* What you have to do *
Filter out everything except lines holding "ORGANICS".
# start of Available records
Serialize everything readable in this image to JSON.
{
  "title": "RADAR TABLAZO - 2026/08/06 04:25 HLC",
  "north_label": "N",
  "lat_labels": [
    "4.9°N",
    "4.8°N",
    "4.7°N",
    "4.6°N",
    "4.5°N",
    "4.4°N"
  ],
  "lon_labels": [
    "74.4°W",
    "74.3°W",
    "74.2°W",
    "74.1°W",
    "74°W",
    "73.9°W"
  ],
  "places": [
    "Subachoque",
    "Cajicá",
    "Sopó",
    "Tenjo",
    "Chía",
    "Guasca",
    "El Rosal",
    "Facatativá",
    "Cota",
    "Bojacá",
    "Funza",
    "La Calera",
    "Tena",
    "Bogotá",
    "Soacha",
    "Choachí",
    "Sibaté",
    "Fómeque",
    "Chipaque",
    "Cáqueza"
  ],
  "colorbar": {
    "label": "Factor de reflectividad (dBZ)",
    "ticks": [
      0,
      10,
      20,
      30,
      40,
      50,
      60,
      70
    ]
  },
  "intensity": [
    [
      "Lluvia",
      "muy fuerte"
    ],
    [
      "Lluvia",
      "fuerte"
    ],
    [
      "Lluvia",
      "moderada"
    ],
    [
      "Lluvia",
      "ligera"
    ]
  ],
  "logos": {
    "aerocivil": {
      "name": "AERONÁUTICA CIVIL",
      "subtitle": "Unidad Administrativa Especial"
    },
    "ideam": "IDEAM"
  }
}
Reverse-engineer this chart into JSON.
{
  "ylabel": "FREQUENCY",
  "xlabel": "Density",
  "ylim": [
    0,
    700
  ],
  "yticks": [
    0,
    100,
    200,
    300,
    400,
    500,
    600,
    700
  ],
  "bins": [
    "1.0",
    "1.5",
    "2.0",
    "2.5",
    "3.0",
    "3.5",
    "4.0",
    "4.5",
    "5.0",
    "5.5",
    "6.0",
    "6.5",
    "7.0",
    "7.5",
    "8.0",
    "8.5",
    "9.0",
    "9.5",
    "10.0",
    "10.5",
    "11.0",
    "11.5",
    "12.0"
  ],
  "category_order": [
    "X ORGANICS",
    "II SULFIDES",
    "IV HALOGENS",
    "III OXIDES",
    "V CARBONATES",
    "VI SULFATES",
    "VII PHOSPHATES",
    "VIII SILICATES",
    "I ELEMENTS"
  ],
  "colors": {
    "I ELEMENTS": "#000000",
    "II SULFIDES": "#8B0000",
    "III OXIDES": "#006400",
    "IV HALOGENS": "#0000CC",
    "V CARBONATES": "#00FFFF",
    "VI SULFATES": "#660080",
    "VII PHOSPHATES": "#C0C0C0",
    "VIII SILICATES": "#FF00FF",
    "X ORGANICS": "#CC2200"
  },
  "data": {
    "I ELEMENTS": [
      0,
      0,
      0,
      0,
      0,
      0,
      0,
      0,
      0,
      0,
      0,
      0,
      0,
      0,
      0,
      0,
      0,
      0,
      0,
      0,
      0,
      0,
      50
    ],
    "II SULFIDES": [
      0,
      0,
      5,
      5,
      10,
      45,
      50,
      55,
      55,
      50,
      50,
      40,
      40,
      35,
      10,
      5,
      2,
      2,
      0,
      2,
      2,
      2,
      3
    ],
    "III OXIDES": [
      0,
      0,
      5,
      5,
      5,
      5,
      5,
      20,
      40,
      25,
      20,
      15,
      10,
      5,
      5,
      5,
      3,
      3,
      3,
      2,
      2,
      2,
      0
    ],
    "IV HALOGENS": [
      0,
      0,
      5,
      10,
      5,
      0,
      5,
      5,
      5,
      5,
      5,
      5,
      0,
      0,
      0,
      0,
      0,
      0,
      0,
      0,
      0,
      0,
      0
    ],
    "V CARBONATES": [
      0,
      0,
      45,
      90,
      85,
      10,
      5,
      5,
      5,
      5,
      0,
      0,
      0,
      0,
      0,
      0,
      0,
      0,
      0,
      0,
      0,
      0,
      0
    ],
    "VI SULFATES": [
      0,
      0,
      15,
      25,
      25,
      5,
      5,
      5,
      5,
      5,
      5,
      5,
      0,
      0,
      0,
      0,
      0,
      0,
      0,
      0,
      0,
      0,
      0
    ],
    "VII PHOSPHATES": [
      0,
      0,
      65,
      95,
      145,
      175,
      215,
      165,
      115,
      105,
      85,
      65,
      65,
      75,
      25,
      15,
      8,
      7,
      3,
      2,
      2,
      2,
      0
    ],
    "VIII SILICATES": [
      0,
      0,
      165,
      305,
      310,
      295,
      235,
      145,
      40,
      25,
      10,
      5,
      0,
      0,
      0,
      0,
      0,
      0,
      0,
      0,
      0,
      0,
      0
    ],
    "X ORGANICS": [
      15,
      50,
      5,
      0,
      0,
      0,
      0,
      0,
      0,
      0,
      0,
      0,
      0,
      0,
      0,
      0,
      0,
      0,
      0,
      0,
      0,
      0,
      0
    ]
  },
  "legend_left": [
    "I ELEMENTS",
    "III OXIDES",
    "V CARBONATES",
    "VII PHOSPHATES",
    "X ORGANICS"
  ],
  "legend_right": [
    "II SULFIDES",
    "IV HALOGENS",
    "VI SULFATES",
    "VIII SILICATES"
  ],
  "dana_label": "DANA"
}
# end of Available records
* Solution *
    "X ORGANICS",
    "X ORGANICS": "#CC2200"
    "X ORGANICS": [
    "X ORGANICS"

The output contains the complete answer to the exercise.